== Record excerpts

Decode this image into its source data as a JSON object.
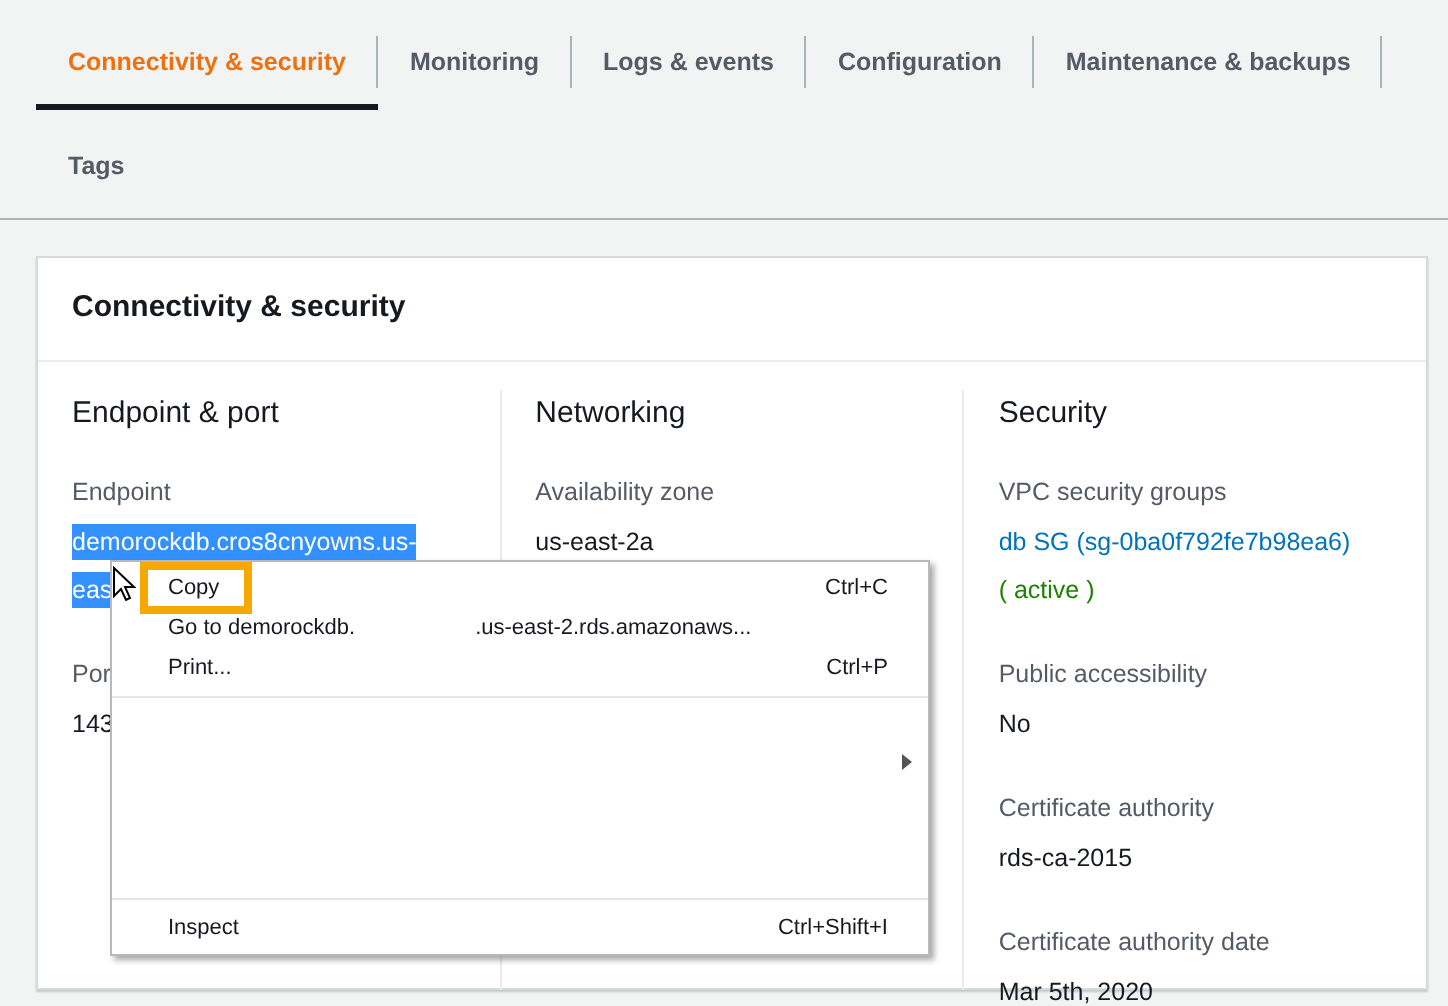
{
  "tabs": [
    {
      "label": "Connectivity & security",
      "selected": true
    },
    {
      "label": "Monitoring",
      "selected": false
    },
    {
      "label": "Logs & events",
      "selected": false
    },
    {
      "label": "Configuration",
      "selected": false
    },
    {
      "label": "Maintenance & backups",
      "selected": false
    },
    {
      "label": "Tags",
      "selected": false
    }
  ],
  "panel": {
    "title": "Connectivity & security",
    "columns": [
      {
        "heading": "Endpoint & port",
        "fields": [
          {
            "label": "Endpoint",
            "values": [
              {
                "kind": "selected",
                "text": "demorockdb.cros8cnyowns.us-"
              },
              {
                "kind": "selected",
                "text": "eas"
              }
            ]
          },
          {
            "label": "Por",
            "values": [
              {
                "kind": "plain",
                "text": "143"
              }
            ]
          }
        ]
      },
      {
        "heading": "Networking",
        "fields": [
          {
            "label": "Availability zone",
            "values": [
              {
                "kind": "plain",
                "text": "us-east-2a"
              }
            ]
          }
        ]
      },
      {
        "heading": "Security",
        "fields": [
          {
            "label": "VPC security groups",
            "values": [
              {
                "kind": "link",
                "text": "db SG (sg-0ba0f792fe7b98ea6)"
              },
              {
                "kind": "status",
                "text": "( active )"
              }
            ]
          },
          {
            "label": "Public accessibility",
            "values": [
              {
                "kind": "plain",
                "text": "No"
              }
            ]
          },
          {
            "label": "Certificate authority",
            "values": [
              {
                "kind": "plain",
                "text": "rds-ca-2015"
              }
            ]
          },
          {
            "label": "Certificate authority date",
            "values": [
              {
                "kind": "plain",
                "text": "Mar 5th, 2020"
              }
            ]
          }
        ]
      }
    ]
  },
  "context_menu": {
    "items": [
      {
        "kind": "command",
        "label": "Copy",
        "shortcut": "Ctrl+C",
        "highlighted": true
      },
      {
        "kind": "command",
        "label": "Go to demorockdb.",
        "detail": ".us-east-2.rds.amazonaws...",
        "highlighted": false
      },
      {
        "kind": "command",
        "label": "Print...",
        "shortcut": "Ctrl+P",
        "highlighted": false
      },
      {
        "kind": "separator"
      },
      {
        "kind": "submenu"
      },
      {
        "kind": "blank"
      },
      {
        "kind": "separator"
      },
      {
        "kind": "command",
        "label": "Inspect",
        "shortcut": "Ctrl+Shift+I",
        "highlighted": false
      }
    ]
  }
}
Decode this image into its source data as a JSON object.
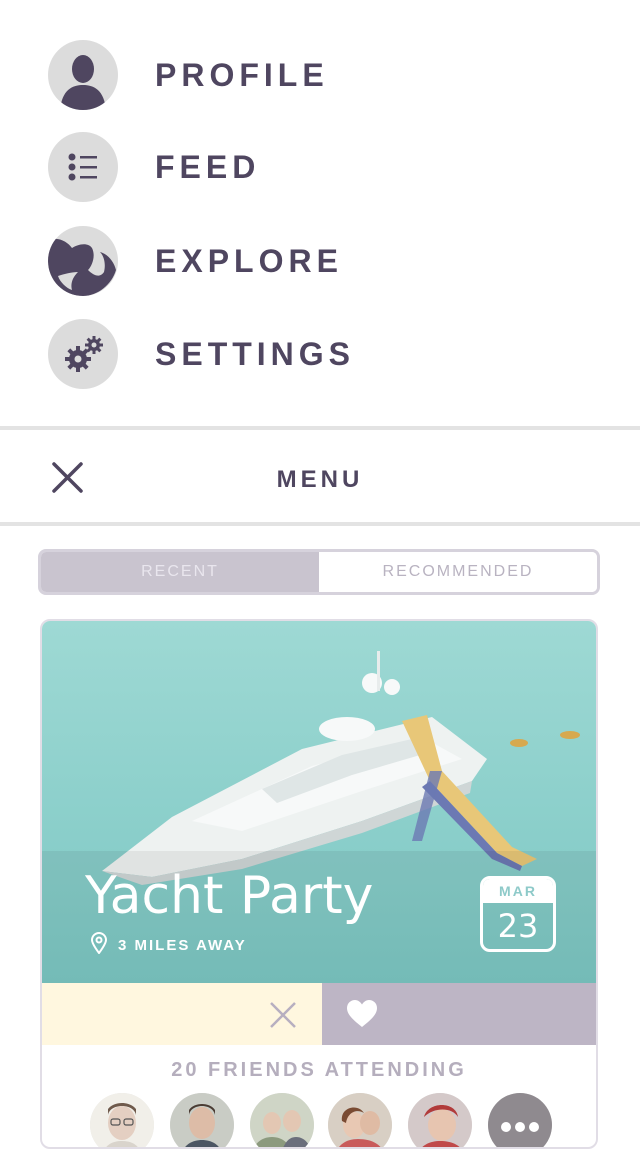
{
  "menu": {
    "items": [
      {
        "label": "PROFILE",
        "icon": "profile-icon"
      },
      {
        "label": "FEED",
        "icon": "list-icon"
      },
      {
        "label": "EXPLORE",
        "icon": "globe-icon"
      },
      {
        "label": "SETTINGS",
        "icon": "gears-icon"
      }
    ]
  },
  "menu_bar": {
    "title": "MENU",
    "close_icon": "close-icon"
  },
  "tabs": [
    {
      "label": "RECENT",
      "active": true
    },
    {
      "label": "RECOMMENDED",
      "active": false
    }
  ],
  "event": {
    "title": "Yacht Party",
    "distance": "3 MILES AWAY",
    "month": "MAR",
    "day": "23",
    "friends_attending": "20 FRIENDS ATTENDING"
  },
  "colors": {
    "menu_text": "#4f4660",
    "icon_bg": "#dcdcdc",
    "skip_bg": "#fff7df",
    "like_bg": "#bdb5c5",
    "photo_sea": "#8fd4cf"
  }
}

====

- _What is required_
Leave out every picture and copy the rest of the records exactly.

- _Problem solution_
Decode this image into its source data as a JSON object.
{
  "tabs": [
    {
      "label": "Connectivity & security",
      "selected": true
    },
    {
      "label": "Monitoring",
      "selected": false
    },
    {
      "label": "Logs & events",
      "selected": false
    },
    {
      "label": "Configuration",
      "selected": false
    },
    {
      "label": "Maintenance & backups",
      "selected": false
    },
    {
      "label": "Tags",
      "selected": false
    }
  ],
  "panel": {
    "title": "Connectivity & security",
    "columns": [
      {
        "heading": "Endpoint & port",
        "fields": [
          {
            "label": "Endpoint",
            "values": [
              {
                "kind": "selected",
                "text": "demorockdb.cros8cnyowns.us-"
              },
              {
                "kind": "selected",
                "text": "eas"
              }
            ]
          },
          {
            "label": "Por",
            "values": [
              {
                "kind": "plain",
                "text": "143"
              }
            ]
          }
        ]
      },
      {
        "heading": "Networking",
        "fields": [
          {
            "label": "Availability zone",
            "values": [
              {
                "kind": "plain",
                "text": "us-east-2a"
              }
            ]
          }
        ]
      },
      {
        "heading": "Security",
        "fields": [
          {
            "label": "VPC security groups",
            "values": [
              {
                "kind": "link",
                "text": "db SG (sg-0ba0f792fe7b98ea6)"
              },
              {
                "kind": "status",
                "text": "( active )"
              }
            ]
          },
          {
            "label": "Public accessibility",
            "values": [
              {
                "kind": "plain",
                "text": "No"
              }
            ]
          },
          {
            "label": "Certificate authority",
            "values": [
              {
                "kind": "plain",
                "text": "rds-ca-2015"
              }
            ]
          },
          {
            "label": "Certificate authority date",
            "values": [
              {
                "kind": "plain",
                "text": "Mar 5th, 2020"
              }
            ]
          }
        ]
      }
    ]
  },
  "context_menu": {
    "items": [
      {
        "kind": "command",
        "label": "Copy",
        "shortcut": "Ctrl+C",
        "highlighted": true
      },
      {
        "kind": "command",
        "label": "Go to demorockdb.",
        "detail": ".us-east-2.rds.amazonaws...",
        "highlighted": false
      },
      {
        "kind": "command",
        "label": "Print...",
        "shortcut": "Ctrl+P",
        "highlighted": false
      },
      {
        "kind": "separator"
      },
      {
        "kind": "submenu"
      },
      {
        "kind": "blank"
      },
      {
        "kind": "separator"
      },
      {
        "kind": "command",
        "label": "Inspect",
        "shortcut": "Ctrl+Shift+I",
        "highlighted": false
      }
    ]
  }
}
Decode this image into its source data as a JSON object.
{
  "menu": {
    "items": [
      {
        "label": "PROFILE",
        "icon": "profile-icon"
      },
      {
        "label": "FEED",
        "icon": "list-icon"
      },
      {
        "label": "EXPLORE",
        "icon": "globe-icon"
      },
      {
        "label": "SETTINGS",
        "icon": "gears-icon"
      }
    ]
  },
  "menu_bar": {
    "title": "MENU",
    "close_icon": "close-icon"
  },
  "tabs": [
    {
      "label": "RECENT",
      "active": true
    },
    {
      "label": "RECOMMENDED",
      "active": false
    }
  ],
  "event": {
    "title": "Yacht Party",
    "distance": "3 MILES AWAY",
    "month": "MAR",
    "day": "23",
    "friends_attending": "20 FRIENDS ATTENDING"
  },
  "colors": {
    "menu_text": "#4f4660",
    "icon_bg": "#dcdcdc",
    "skip_bg": "#fff7df",
    "like_bg": "#bdb5c5",
    "photo_sea": "#8fd4cf"
  }
}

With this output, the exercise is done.